* YOUR GOAL
Copy all the data exactly, except the pictures.

* DATA EXTRACT
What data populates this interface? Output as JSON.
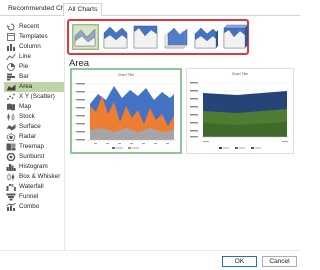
{
  "tabs": [
    {
      "label": "Recommended Charts"
    },
    {
      "label": "All Charts"
    }
  ],
  "sidebar": {
    "items": [
      {
        "label": "Recent",
        "icon": "recent-icon"
      },
      {
        "label": "Templates",
        "icon": "templates-icon"
      },
      {
        "label": "Column",
        "icon": "column-chart-icon"
      },
      {
        "label": "Line",
        "icon": "line-chart-icon"
      },
      {
        "label": "Pie",
        "icon": "pie-chart-icon"
      },
      {
        "label": "Bar",
        "icon": "bar-chart-icon"
      },
      {
        "label": "Area",
        "icon": "area-chart-icon",
        "selected": true
      },
      {
        "label": "X Y (Scatter)",
        "icon": "scatter-chart-icon"
      },
      {
        "label": "Map",
        "icon": "map-chart-icon"
      },
      {
        "label": "Stock",
        "icon": "stock-chart-icon"
      },
      {
        "label": "Surface",
        "icon": "surface-chart-icon"
      },
      {
        "label": "Radar",
        "icon": "radar-chart-icon"
      },
      {
        "label": "Treemap",
        "icon": "treemap-chart-icon"
      },
      {
        "label": "Sunburst",
        "icon": "sunburst-chart-icon"
      },
      {
        "label": "Histogram",
        "icon": "histogram-chart-icon"
      },
      {
        "label": "Box & Whisker",
        "icon": "box-whisker-chart-icon"
      },
      {
        "label": "Waterfall",
        "icon": "waterfall-chart-icon"
      },
      {
        "label": "Funnel",
        "icon": "funnel-chart-icon"
      },
      {
        "label": "Combo",
        "icon": "combo-chart-icon"
      }
    ]
  },
  "subtypes": [
    {
      "icon": "area-icon",
      "selected": true
    },
    {
      "icon": "stacked-area-icon"
    },
    {
      "icon": "100-percent-stacked-area-icon"
    },
    {
      "icon": "3d-area-icon"
    },
    {
      "icon": "3d-stacked-area-icon"
    },
    {
      "icon": "3d-100-percent-stacked-area-icon"
    }
  ],
  "main": {
    "section_title": "Area",
    "previews": [
      {
        "title": "Chart Title"
      },
      {
        "title": "Chart Title"
      }
    ]
  },
  "buttons": {
    "ok": "OK",
    "cancel": "Cancel"
  },
  "colors": {
    "selection": "#bcd4a8",
    "highlight_border": "#e0383f",
    "series_blue": "#4472c4",
    "series_orange": "#ed7d31",
    "series_gray": "#a5a5a5",
    "series_green": "#70ad47"
  }
}
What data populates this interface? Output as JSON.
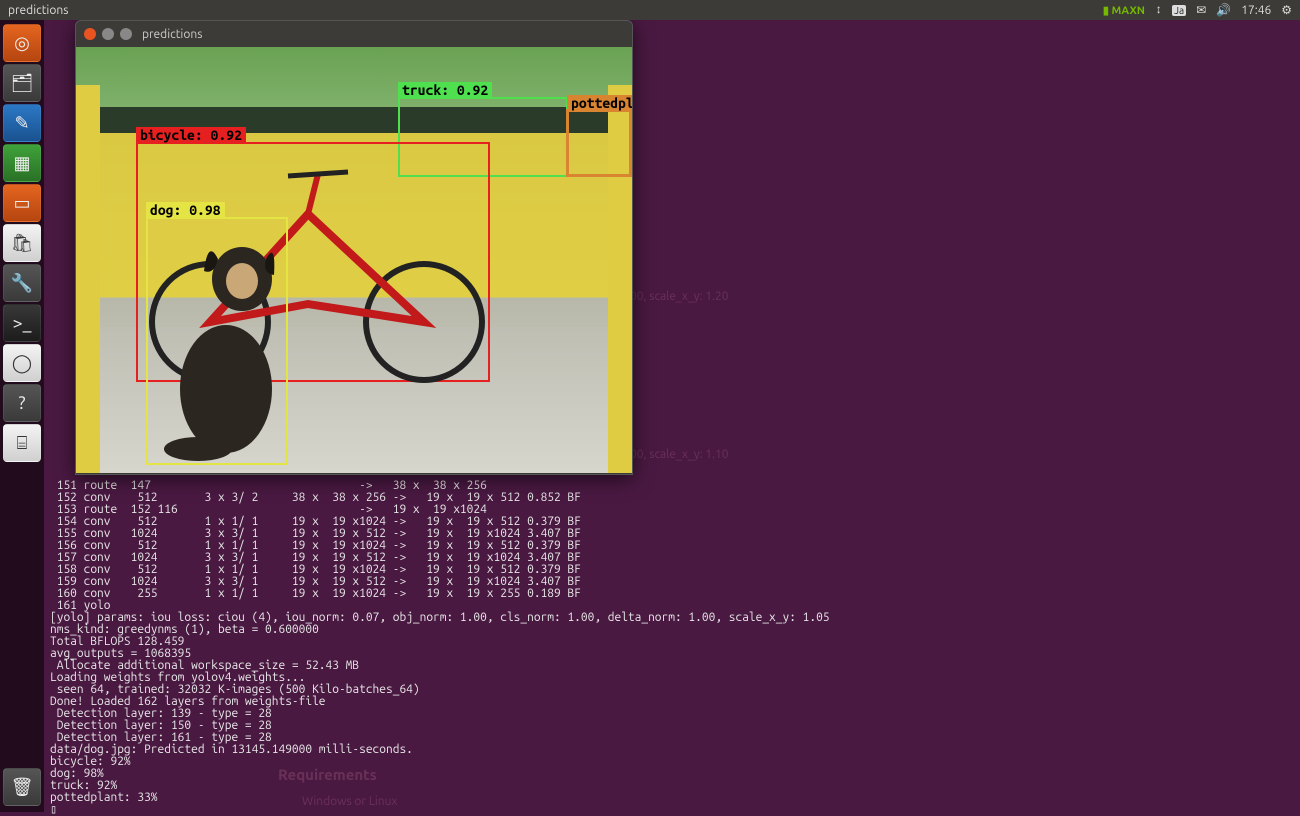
{
  "menu": {
    "title": "predictions",
    "nvidia": "MAXN",
    "time": "17:46"
  },
  "launcher": {
    "items": [
      "search",
      "files",
      "writer",
      "calc",
      "impress",
      "software",
      "settings",
      "terminal",
      "chromium",
      "help",
      "devices"
    ],
    "trash": "trash"
  },
  "window": {
    "title": "predictions",
    "detections": {
      "truck": "truck: 0.92",
      "pottedplant": "pottedpla",
      "bicycle": "bicycle: 0.92",
      "dog": "dog: 0.98"
    }
  },
  "bg": {
    "a": "00, scale_x_y: 1.20",
    "b": "00, scale_x_y: 1.10",
    "c": "Requirements",
    "d": "Windows or Linux"
  },
  "term": {
    "lines": "\n\n\n\n\n\n\n\n\n\n\n\n\n\n\n\n\n\n\n\n\n\n\n\n\n\n\n\n\n\n\n\n\n\n\n\n\n\n 151 route  147                               ->   38 x  38 x 256\n 152 conv    512       3 x 3/ 2     38 x  38 x 256 ->   19 x  19 x 512 0.852 BF\n 153 route  152 116                           ->   19 x  19 x1024\n 154 conv    512       1 x 1/ 1     19 x  19 x1024 ->   19 x  19 x 512 0.379 BF\n 155 conv   1024       3 x 3/ 1     19 x  19 x 512 ->   19 x  19 x1024 3.407 BF\n 156 conv    512       1 x 1/ 1     19 x  19 x1024 ->   19 x  19 x 512 0.379 BF\n 157 conv   1024       3 x 3/ 1     19 x  19 x 512 ->   19 x  19 x1024 3.407 BF\n 158 conv    512       1 x 1/ 1     19 x  19 x1024 ->   19 x  19 x 512 0.379 BF\n 159 conv   1024       3 x 3/ 1     19 x  19 x 512 ->   19 x  19 x1024 3.407 BF\n 160 conv    255       1 x 1/ 1     19 x  19 x1024 ->   19 x  19 x 255 0.189 BF\n 161 yolo\n[yolo] params: iou loss: ciou (4), iou_norm: 0.07, obj_norm: 1.00, cls_norm: 1.00, delta_norm: 1.00, scale_x_y: 1.05\nnms_kind: greedynms (1), beta = 0.600000\nTotal BFLOPS 128.459\navg_outputs = 1068395\n Allocate additional workspace_size = 52.43 MB\nLoading weights from yolov4.weights...\n seen 64, trained: 32032 K-images (500 Kilo-batches_64)\nDone! Loaded 162 layers from weights-file\n Detection layer: 139 - type = 28\n Detection layer: 150 - type = 28\n Detection layer: 161 - type = 28\ndata/dog.jpg: Predicted in 13145.149000 milli-seconds.\nbicycle: 92%\ndog: 98%\ntruck: 92%\npottedplant: 33%\n▯"
  }
}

* ANSWER TO THE TASK
What data populates this interface? Output as JSON.
{
  "tabs": [
    {
      "label": "Recommended Charts"
    },
    {
      "label": "All Charts"
    }
  ],
  "sidebar": {
    "items": [
      {
        "label": "Recent",
        "icon": "recent-icon"
      },
      {
        "label": "Templates",
        "icon": "templates-icon"
      },
      {
        "label": "Column",
        "icon": "column-chart-icon"
      },
      {
        "label": "Line",
        "icon": "line-chart-icon"
      },
      {
        "label": "Pie",
        "icon": "pie-chart-icon"
      },
      {
        "label": "Bar",
        "icon": "bar-chart-icon"
      },
      {
        "label": "Area",
        "icon": "area-chart-icon",
        "selected": true
      },
      {
        "label": "X Y (Scatter)",
        "icon": "scatter-chart-icon"
      },
      {
        "label": "Map",
        "icon": "map-chart-icon"
      },
      {
        "label": "Stock",
        "icon": "stock-chart-icon"
      },
      {
        "label": "Surface",
        "icon": "surface-chart-icon"
      },
      {
        "label": "Radar",
        "icon": "radar-chart-icon"
      },
      {
        "label": "Treemap",
        "icon": "treemap-chart-icon"
      },
      {
        "label": "Sunburst",
        "icon": "sunburst-chart-icon"
      },
      {
        "label": "Histogram",
        "icon": "histogram-chart-icon"
      },
      {
        "label": "Box & Whisker",
        "icon": "box-whisker-chart-icon"
      },
      {
        "label": "Waterfall",
        "icon": "waterfall-chart-icon"
      },
      {
        "label": "Funnel",
        "icon": "funnel-chart-icon"
      },
      {
        "label": "Combo",
        "icon": "combo-chart-icon"
      }
    ]
  },
  "subtypes": [
    {
      "icon": "area-icon",
      "selected": true
    },
    {
      "icon": "stacked-area-icon"
    },
    {
      "icon": "100-percent-stacked-area-icon"
    },
    {
      "icon": "3d-area-icon"
    },
    {
      "icon": "3d-stacked-area-icon"
    },
    {
      "icon": "3d-100-percent-stacked-area-icon"
    }
  ],
  "main": {
    "section_title": "Area",
    "previews": [
      {
        "title": "Chart Title"
      },
      {
        "title": "Chart Title"
      }
    ]
  },
  "buttons": {
    "ok": "OK",
    "cancel": "Cancel"
  },
  "colors": {
    "selection": "#bcd4a8",
    "highlight_border": "#e0383f",
    "series_blue": "#4472c4",
    "series_orange": "#ed7d31",
    "series_gray": "#a5a5a5",
    "series_green": "#70ad47"
  }
}
What data populates this interface? Output as JSON.
{
  "menu": {
    "title": "predictions",
    "nvidia": "MAXN",
    "time": "17:46"
  },
  "launcher": {
    "items": [
      "search",
      "files",
      "writer",
      "calc",
      "impress",
      "software",
      "settings",
      "terminal",
      "chromium",
      "help",
      "devices"
    ],
    "trash": "trash"
  },
  "window": {
    "title": "predictions",
    "detections": {
      "truck": "truck: 0.92",
      "pottedplant": "pottedpla",
      "bicycle": "bicycle: 0.92",
      "dog": "dog: 0.98"
    }
  },
  "bg": {
    "a": "00, scale_x_y: 1.20",
    "b": "00, scale_x_y: 1.10",
    "c": "Requirements",
    "d": "Windows or Linux"
  },
  "term": {
    "lines": "\n\n\n\n\n\n\n\n\n\n\n\n\n\n\n\n\n\n\n\n\n\n\n\n\n\n\n\n\n\n\n\n\n\n\n\n\n\n 151 route  147                               ->   38 x  38 x 256\n 152 conv    512       3 x 3/ 2     38 x  38 x 256 ->   19 x  19 x 512 0.852 BF\n 153 route  152 116                           ->   19 x  19 x1024\n 154 conv    512       1 x 1/ 1     19 x  19 x1024 ->   19 x  19 x 512 0.379 BF\n 155 conv   1024       3 x 3/ 1     19 x  19 x 512 ->   19 x  19 x1024 3.407 BF\n 156 conv    512       1 x 1/ 1     19 x  19 x1024 ->   19 x  19 x 512 0.379 BF\n 157 conv   1024       3 x 3/ 1     19 x  19 x 512 ->   19 x  19 x1024 3.407 BF\n 158 conv    512       1 x 1/ 1     19 x  19 x1024 ->   19 x  19 x 512 0.379 BF\n 159 conv   1024       3 x 3/ 1     19 x  19 x 512 ->   19 x  19 x1024 3.407 BF\n 160 conv    255       1 x 1/ 1     19 x  19 x1024 ->   19 x  19 x 255 0.189 BF\n 161 yolo\n[yolo] params: iou loss: ciou (4), iou_norm: 0.07, obj_norm: 1.00, cls_norm: 1.00, delta_norm: 1.00, scale_x_y: 1.05\nnms_kind: greedynms (1), beta = 0.600000\nTotal BFLOPS 128.459\navg_outputs = 1068395\n Allocate additional workspace_size = 52.43 MB\nLoading weights from yolov4.weights...\n seen 64, trained: 32032 K-images (500 Kilo-batches_64)\nDone! Loaded 162 layers from weights-file\n Detection layer: 139 - type = 28\n Detection layer: 150 - type = 28\n Detection layer: 161 - type = 28\ndata/dog.jpg: Predicted in 13145.149000 milli-seconds.\nbicycle: 92%\ndog: 98%\ntruck: 92%\npottedplant: 33%\n▯"
  }
}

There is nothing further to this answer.